**Exercise material**
————————

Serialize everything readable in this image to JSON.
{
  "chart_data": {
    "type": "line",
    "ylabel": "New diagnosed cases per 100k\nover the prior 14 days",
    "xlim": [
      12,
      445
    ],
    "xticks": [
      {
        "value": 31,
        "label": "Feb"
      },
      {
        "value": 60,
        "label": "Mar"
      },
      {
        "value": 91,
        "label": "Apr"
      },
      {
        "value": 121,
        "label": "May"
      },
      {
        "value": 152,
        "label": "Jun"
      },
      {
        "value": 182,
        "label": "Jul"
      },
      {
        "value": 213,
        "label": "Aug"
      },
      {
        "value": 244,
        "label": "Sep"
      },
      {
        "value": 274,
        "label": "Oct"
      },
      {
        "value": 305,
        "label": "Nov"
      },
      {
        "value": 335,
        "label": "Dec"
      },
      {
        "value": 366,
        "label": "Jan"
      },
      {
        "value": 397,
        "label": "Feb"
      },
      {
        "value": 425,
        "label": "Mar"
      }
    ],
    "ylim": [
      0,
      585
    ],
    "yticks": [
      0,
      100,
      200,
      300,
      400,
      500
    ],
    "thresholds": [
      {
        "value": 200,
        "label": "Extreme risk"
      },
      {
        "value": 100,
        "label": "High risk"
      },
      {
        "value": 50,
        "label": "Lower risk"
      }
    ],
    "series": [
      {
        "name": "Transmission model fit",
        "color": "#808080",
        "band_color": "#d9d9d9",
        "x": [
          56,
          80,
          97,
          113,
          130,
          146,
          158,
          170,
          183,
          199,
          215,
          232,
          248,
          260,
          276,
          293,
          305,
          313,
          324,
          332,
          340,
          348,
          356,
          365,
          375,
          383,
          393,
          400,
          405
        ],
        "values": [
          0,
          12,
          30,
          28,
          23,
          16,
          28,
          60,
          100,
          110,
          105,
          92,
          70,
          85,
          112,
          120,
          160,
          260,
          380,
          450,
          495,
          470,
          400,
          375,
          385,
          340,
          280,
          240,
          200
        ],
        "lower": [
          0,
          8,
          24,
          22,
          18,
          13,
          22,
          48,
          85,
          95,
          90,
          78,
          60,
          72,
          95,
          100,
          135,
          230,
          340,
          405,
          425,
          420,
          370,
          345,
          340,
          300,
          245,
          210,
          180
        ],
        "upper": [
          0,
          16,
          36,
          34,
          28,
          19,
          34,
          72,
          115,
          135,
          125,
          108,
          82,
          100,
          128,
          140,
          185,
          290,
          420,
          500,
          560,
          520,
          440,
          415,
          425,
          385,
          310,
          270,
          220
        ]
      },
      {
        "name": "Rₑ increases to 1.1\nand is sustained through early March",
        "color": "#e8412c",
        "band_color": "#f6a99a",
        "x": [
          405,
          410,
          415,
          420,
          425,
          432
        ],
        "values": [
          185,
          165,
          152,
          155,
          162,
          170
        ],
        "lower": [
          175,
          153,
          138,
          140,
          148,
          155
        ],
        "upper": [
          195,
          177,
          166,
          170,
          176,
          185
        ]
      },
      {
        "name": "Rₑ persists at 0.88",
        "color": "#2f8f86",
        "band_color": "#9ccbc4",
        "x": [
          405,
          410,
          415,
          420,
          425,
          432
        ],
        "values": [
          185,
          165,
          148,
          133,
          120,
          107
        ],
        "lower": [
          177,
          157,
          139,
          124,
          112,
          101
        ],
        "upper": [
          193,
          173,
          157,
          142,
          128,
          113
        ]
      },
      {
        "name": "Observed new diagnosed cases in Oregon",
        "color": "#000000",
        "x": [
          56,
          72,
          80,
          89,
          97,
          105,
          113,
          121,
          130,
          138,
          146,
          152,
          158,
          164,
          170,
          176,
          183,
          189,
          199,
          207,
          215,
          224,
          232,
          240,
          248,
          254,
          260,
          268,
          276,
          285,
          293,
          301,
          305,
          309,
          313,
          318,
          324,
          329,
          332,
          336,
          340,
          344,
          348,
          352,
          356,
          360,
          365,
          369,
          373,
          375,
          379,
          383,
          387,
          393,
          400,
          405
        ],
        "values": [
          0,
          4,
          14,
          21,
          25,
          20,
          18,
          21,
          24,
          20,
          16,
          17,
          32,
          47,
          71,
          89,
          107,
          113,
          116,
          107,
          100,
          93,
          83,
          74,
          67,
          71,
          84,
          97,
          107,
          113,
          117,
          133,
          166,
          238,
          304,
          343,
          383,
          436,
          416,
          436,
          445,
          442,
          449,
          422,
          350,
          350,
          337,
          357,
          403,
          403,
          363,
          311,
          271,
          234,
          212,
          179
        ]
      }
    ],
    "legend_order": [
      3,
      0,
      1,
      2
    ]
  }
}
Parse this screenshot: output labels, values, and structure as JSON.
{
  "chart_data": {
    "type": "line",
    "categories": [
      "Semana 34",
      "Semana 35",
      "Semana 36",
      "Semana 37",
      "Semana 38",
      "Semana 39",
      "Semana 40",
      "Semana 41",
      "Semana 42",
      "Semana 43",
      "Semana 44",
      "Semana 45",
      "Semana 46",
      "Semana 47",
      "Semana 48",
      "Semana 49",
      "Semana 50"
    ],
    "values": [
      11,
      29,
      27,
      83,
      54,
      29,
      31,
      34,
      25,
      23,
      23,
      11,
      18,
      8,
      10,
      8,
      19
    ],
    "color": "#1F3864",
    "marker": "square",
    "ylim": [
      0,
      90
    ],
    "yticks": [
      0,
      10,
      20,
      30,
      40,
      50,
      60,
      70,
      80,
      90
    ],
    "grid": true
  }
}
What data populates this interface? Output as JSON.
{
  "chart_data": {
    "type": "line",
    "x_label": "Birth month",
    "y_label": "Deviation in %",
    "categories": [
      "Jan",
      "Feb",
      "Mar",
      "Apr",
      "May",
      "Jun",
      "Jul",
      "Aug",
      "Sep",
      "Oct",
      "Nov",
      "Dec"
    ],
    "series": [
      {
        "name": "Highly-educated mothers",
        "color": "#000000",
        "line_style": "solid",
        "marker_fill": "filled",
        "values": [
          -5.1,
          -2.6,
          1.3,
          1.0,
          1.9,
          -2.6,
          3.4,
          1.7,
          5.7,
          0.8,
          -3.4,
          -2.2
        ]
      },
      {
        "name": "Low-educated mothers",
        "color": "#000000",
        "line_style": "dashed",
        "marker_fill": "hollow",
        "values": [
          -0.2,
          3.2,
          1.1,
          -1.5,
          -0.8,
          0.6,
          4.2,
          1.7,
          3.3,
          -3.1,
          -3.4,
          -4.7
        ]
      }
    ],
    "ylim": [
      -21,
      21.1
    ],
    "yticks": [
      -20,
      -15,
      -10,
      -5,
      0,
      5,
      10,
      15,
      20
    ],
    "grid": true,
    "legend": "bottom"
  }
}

————————

**Exercise**
Output every record above exactly as it appears.

**Task response**
Serialize everything readable in this image to JSON.
{
  "chart_data": {
    "type": "line",
    "ylabel": "New diagnosed cases per 100k\nover the prior 14 days",
    "xlim": [
      12,
      445
    ],
    "xticks": [
      {
        "value": 31,
        "label": "Feb"
      },
      {
        "value": 60,
        "label": "Mar"
      },
      {
        "value": 91,
        "label": "Apr"
      },
      {
        "value": 121,
        "label": "May"
      },
      {
        "value": 152,
        "label": "Jun"
      },
      {
        "value": 182,
        "label": "Jul"
      },
      {
        "value": 213,
        "label": "Aug"
      },
      {
        "value": 244,
        "label": "Sep"
      },
      {
        "value": 274,
        "label": "Oct"
      },
      {
        "value": 305,
        "label": "Nov"
      },
      {
        "value": 335,
        "label": "Dec"
      },
      {
        "value": 366,
        "label": "Jan"
      },
      {
        "value": 397,
        "label": "Feb"
      },
      {
        "value": 425,
        "label": "Mar"
      }
    ],
    "ylim": [
      0,
      585
    ],
    "yticks": [
      0,
      100,
      200,
      300,
      400,
      500
    ],
    "thresholds": [
      {
        "value": 200,
        "label": "Extreme risk"
      },
      {
        "value": 100,
        "label": "High risk"
      },
      {
        "value": 50,
        "label": "Lower risk"
      }
    ],
    "series": [
      {
        "name": "Transmission model fit",
        "color": "#808080",
        "band_color": "#d9d9d9",
        "x": [
          56,
          80,
          97,
          113,
          130,
          146,
          158,
          170,
          183,
          199,
          215,
          232,
          248,
          260,
          276,
          293,
          305,
          313,
          324,
          332,
          340,
          348,
          356,
          365,
          375,
          383,
          393,
          400,
          405
        ],
        "values": [
          0,
          12,
          30,
          28,
          23,
          16,
          28,
          60,
          100,
          110,
          105,
          92,
          70,
          85,
          112,
          120,
          160,
          260,
          380,
          450,
          495,
          470,
          400,
          375,
          385,
          340,
          280,
          240,
          200
        ],
        "lower": [
          0,
          8,
          24,
          22,
          18,
          13,
          22,
          48,
          85,
          95,
          90,
          78,
          60,
          72,
          95,
          100,
          135,
          230,
          340,
          405,
          425,
          420,
          370,
          345,
          340,
          300,
          245,
          210,
          180
        ],
        "upper": [
          0,
          16,
          36,
          34,
          28,
          19,
          34,
          72,
          115,
          135,
          125,
          108,
          82,
          100,
          128,
          140,
          185,
          290,
          420,
          500,
          560,
          520,
          440,
          415,
          425,
          385,
          310,
          270,
          220
        ]
      },
      {
        "name": "Rₑ increases to 1.1\nand is sustained through early March",
        "color": "#e8412c",
        "band_color": "#f6a99a",
        "x": [
          405,
          410,
          415,
          420,
          425,
          432
        ],
        "values": [
          185,
          165,
          152,
          155,
          162,
          170
        ],
        "lower": [
          175,
          153,
          138,
          140,
          148,
          155
        ],
        "upper": [
          195,
          177,
          166,
          170,
          176,
          185
        ]
      },
      {
        "name": "Rₑ persists at 0.88",
        "color": "#2f8f86",
        "band_color": "#9ccbc4",
        "x": [
          405,
          410,
          415,
          420,
          425,
          432
        ],
        "values": [
          185,
          165,
          148,
          133,
          120,
          107
        ],
        "lower": [
          177,
          157,
          139,
          124,
          112,
          101
        ],
        "upper": [
          193,
          173,
          157,
          142,
          128,
          113
        ]
      },
      {
        "name": "Observed new diagnosed cases in Oregon",
        "color": "#000000",
        "x": [
          56,
          72,
          80,
          89,
          97,
          105,
          113,
          121,
          130,
          138,
          146,
          152,
          158,
          164,
          170,
          176,
          183,
          189,
          199,
          207,
          215,
          224,
          232,
          240,
          248,
          254,
          260,
          268,
          276,
          285,
          293,
          301,
          305,
          309,
          313,
          318,
          324,
          329,
          332,
          336,
          340,
          344,
          348,
          352,
          356,
          360,
          365,
          369,
          373,
          375,
          379,
          383,
          387,
          393,
          400,
          405
        ],
        "values": [
          0,
          4,
          14,
          21,
          25,
          20,
          18,
          21,
          24,
          20,
          16,
          17,
          32,
          47,
          71,
          89,
          107,
          113,
          116,
          107,
          100,
          93,
          83,
          74,
          67,
          71,
          84,
          97,
          107,
          113,
          117,
          133,
          166,
          238,
          304,
          343,
          383,
          436,
          416,
          436,
          445,
          442,
          449,
          422,
          350,
          350,
          337,
          357,
          403,
          403,
          363,
          311,
          271,
          234,
          212,
          179
        ]
      }
    ],
    "legend_order": [
      3,
      0,
      1,
      2
    ]
  }
}
Parse this screenshot: output labels, values, and structure as JSON.
{
  "chart_data": {
    "type": "line",
    "categories": [
      "Semana 34",
      "Semana 35",
      "Semana 36",
      "Semana 37",
      "Semana 38",
      "Semana 39",
      "Semana 40",
      "Semana 41",
      "Semana 42",
      "Semana 43",
      "Semana 44",
      "Semana 45",
      "Semana 46",
      "Semana 47",
      "Semana 48",
      "Semana 49",
      "Semana 50"
    ],
    "values": [
      11,
      29,
      27,
      83,
      54,
      29,
      31,
      34,
      25,
      23,
      23,
      11,
      18,
      8,
      10,
      8,
      19
    ],
    "color": "#1F3864",
    "marker": "square",
    "ylim": [
      0,
      90
    ],
    "yticks": [
      0,
      10,
      20,
      30,
      40,
      50,
      60,
      70,
      80,
      90
    ],
    "grid": true
  }
}
What data populates this interface? Output as JSON.
{
  "chart_data": {
    "type": "line",
    "x_label": "Birth month",
    "y_label": "Deviation in %",
    "categories": [
      "Jan",
      "Feb",
      "Mar",
      "Apr",
      "May",
      "Jun",
      "Jul",
      "Aug",
      "Sep",
      "Oct",
      "Nov",
      "Dec"
    ],
    "series": [
      {
        "name": "Highly-educated mothers",
        "color": "#000000",
        "line_style": "solid",
        "marker_fill": "filled",
        "values": [
          -5.1,
          -2.6,
          1.3,
          1.0,
          1.9,
          -2.6,
          3.4,
          1.7,
          5.7,
          0.8,
          -3.4,
          -2.2
        ]
      },
      {
        "name": "Low-educated mothers",
        "color": "#000000",
        "line_style": "dashed",
        "marker_fill": "hollow",
        "values": [
          -0.2,
          3.2,
          1.1,
          -1.5,
          -0.8,
          0.6,
          4.2,
          1.7,
          3.3,
          -3.1,
          -3.4,
          -4.7
        ]
      }
    ],
    "ylim": [
      -21,
      21.1
    ],
    "yticks": [
      -20,
      -15,
      -10,
      -5,
      0,
      5,
      10,
      15,
      20
    ],
    "grid": true,
    "legend": "bottom"
  }
}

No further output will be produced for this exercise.